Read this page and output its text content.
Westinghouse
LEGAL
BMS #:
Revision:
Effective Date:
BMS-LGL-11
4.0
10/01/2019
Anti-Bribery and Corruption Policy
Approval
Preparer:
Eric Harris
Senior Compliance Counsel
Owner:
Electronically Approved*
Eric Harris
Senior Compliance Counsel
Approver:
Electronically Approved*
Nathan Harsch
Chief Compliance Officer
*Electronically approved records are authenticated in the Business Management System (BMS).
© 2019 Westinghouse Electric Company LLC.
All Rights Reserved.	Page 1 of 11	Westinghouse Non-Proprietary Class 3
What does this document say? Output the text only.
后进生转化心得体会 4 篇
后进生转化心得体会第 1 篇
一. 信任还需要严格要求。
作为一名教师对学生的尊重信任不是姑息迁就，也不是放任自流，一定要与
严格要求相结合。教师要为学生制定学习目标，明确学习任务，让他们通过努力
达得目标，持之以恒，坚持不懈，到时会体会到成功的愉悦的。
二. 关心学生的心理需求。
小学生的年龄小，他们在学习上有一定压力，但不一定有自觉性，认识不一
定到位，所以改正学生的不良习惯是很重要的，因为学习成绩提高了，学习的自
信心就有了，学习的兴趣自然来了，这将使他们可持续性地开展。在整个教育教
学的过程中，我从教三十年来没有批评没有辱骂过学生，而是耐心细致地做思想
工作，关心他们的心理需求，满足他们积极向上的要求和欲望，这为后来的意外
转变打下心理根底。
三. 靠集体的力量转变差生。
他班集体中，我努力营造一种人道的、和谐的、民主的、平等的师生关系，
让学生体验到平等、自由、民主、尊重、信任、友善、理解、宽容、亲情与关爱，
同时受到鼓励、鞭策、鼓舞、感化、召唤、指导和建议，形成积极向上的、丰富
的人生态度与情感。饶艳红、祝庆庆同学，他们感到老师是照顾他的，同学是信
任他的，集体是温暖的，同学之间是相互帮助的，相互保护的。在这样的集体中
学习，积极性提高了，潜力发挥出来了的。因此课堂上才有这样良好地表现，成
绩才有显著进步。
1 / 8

-- -- --

▶ _WHAT THE TASK ASKS_: From the data above, copy each line that holds "Westinghouse".

▶ _SOLUTION TO THE PROBLEM_:
Westinghouse
© 2019 Westinghouse Electric Company LLC.
All Rights Reserved.	Page 1 of 11	Westinghouse Non-Proprietary Class 3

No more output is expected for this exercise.